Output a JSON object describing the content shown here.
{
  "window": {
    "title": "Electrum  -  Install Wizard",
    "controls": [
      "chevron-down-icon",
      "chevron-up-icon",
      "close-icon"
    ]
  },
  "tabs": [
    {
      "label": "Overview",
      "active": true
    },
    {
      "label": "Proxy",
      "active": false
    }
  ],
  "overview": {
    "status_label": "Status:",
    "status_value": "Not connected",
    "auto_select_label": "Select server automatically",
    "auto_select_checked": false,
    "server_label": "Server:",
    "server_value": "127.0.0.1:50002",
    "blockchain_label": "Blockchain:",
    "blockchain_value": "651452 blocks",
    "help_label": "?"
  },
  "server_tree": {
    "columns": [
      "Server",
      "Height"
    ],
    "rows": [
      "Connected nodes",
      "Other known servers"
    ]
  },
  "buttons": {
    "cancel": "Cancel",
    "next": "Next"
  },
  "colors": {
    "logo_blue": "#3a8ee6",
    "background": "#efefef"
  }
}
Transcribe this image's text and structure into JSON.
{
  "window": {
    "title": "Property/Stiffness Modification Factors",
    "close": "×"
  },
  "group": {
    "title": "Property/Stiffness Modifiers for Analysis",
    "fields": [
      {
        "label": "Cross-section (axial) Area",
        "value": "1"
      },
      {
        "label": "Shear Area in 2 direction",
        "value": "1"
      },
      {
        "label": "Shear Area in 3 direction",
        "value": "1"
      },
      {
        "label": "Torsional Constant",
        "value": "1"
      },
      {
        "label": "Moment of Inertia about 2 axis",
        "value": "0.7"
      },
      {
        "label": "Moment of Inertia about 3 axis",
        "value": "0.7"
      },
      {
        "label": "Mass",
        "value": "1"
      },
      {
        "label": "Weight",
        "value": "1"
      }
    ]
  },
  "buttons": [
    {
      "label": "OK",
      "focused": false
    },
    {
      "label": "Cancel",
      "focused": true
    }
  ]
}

→ WORK TO DO:
The records above should be repeated in full, exactly as given.

→ OUTPUT FOR THIS TASK:
Output a JSON object describing the content shown here.
{
  "window": {
    "title": "Electrum  -  Install Wizard",
    "controls": [
      "chevron-down-icon",
      "chevron-up-icon",
      "close-icon"
    ]
  },
  "tabs": [
    {
      "label": "Overview",
      "active": true
    },
    {
      "label": "Proxy",
      "active": false
    }
  ],
  "overview": {
    "status_label": "Status:",
    "status_value": "Not connected",
    "auto_select_label": "Select server automatically",
    "auto_select_checked": false,
    "server_label": "Server:",
    "server_value": "127.0.0.1:50002",
    "blockchain_label": "Blockchain:",
    "blockchain_value": "651452 blocks",
    "help_label": "?"
  },
  "server_tree": {
    "columns": [
      "Server",
      "Height"
    ],
    "rows": [
      "Connected nodes",
      "Other known servers"
    ]
  },
  "buttons": {
    "cancel": "Cancel",
    "next": "Next"
  },
  "colors": {
    "logo_blue": "#3a8ee6",
    "background": "#efefef"
  }
}
Transcribe this image's text and structure into JSON.
{
  "window": {
    "title": "Property/Stiffness Modification Factors",
    "close": "×"
  },
  "group": {
    "title": "Property/Stiffness Modifiers for Analysis",
    "fields": [
      {
        "label": "Cross-section (axial) Area",
        "value": "1"
      },
      {
        "label": "Shear Area in 2 direction",
        "value": "1"
      },
      {
        "label": "Shear Area in 3 direction",
        "value": "1"
      },
      {
        "label": "Torsional Constant",
        "value": "1"
      },
      {
        "label": "Moment of Inertia about 2 axis",
        "value": "0.7"
      },
      {
        "label": "Moment of Inertia about 3 axis",
        "value": "0.7"
      },
      {
        "label": "Mass",
        "value": "1"
      },
      {
        "label": "Weight",
        "value": "1"
      }
    ]
  },
  "buttons": [
    {
      "label": "OK",
      "focused": false
    },
    {
      "label": "Cancel",
      "focused": true
    }
  ]
}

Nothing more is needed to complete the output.